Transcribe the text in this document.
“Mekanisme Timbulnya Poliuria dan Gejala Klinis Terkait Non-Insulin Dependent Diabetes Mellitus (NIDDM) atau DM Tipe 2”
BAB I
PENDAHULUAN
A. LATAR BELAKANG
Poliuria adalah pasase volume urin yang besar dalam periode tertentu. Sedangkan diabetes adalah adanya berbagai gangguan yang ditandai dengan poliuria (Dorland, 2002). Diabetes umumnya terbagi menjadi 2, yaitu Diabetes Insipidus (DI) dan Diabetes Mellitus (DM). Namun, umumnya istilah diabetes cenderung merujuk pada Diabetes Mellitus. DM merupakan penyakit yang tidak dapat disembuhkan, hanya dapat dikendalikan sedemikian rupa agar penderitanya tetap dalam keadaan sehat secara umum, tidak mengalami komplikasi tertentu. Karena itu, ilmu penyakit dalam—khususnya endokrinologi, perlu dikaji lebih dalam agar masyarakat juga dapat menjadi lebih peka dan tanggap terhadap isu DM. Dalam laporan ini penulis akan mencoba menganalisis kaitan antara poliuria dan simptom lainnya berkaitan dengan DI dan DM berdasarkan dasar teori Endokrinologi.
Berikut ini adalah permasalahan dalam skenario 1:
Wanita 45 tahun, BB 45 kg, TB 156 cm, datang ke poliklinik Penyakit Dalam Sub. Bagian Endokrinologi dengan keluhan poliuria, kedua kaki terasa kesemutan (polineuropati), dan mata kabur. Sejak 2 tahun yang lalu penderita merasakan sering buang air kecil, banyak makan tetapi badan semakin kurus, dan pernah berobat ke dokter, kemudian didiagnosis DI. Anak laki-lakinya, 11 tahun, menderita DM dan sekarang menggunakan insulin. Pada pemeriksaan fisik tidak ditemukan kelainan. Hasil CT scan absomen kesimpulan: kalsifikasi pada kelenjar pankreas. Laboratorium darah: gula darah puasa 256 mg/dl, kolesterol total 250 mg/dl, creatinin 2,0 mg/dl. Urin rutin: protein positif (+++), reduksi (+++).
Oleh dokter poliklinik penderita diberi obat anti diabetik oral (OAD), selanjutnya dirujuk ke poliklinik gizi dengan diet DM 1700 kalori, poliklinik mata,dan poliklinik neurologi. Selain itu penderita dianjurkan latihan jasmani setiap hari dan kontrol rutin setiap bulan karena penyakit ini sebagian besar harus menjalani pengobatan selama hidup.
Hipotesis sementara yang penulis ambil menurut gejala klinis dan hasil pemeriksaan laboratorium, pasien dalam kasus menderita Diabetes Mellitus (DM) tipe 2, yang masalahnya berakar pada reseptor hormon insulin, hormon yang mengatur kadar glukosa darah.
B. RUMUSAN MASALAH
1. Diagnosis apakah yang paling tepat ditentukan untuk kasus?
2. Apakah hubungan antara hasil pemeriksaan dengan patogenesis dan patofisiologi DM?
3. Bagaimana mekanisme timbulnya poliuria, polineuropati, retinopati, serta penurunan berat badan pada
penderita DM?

#### Task details
Every line that holds the word "Diabetes" should be copied from the records above.

#### Response below
“Mekanisme Timbulnya Poliuria dan Gejala Klinis Terkait Non-Insulin Dependent Diabetes Mellitus (NIDDM) atau DM Tipe 2”
Poliuria adalah pasase volume urin yang besar dalam periode tertentu. Sedangkan diabetes adalah adanya berbagai gangguan yang ditandai dengan poliuria (Dorland, 2002). Diabetes umumnya terbagi menjadi 2, yaitu Diabetes Insipidus (DI) dan Diabetes Mellitus (DM). Namun, umumnya istilah diabetes cenderung merujuk pada Diabetes Mellitus. DM merupakan penyakit yang tidak dapat disembuhkan, hanya dapat dikendalikan sedemikian rupa agar penderitanya tetap dalam keadaan sehat secara umum, tidak mengalami komplikasi tertentu. Karena itu, ilmu penyakit dalam—khususnya endokrinologi, perlu dikaji lebih dalam agar masyarakat juga dapat menjadi lebih peka dan tanggap terhadap isu DM. Dalam laporan ini penulis akan mencoba menganalisis kaitan antara poliuria dan simptom lainnya berkaitan dengan DI dan DM berdasarkan dasar teori Endokrinologi.
Hipotesis sementara yang penulis ambil menurut gejala klinis dan hasil pemeriksaan laboratorium, pasien dalam kasus menderita Diabetes Mellitus (DM) tipe 2, yang masalahnya berakar pada reseptor hormon insulin, hormon yang mengatur kadar glukosa darah.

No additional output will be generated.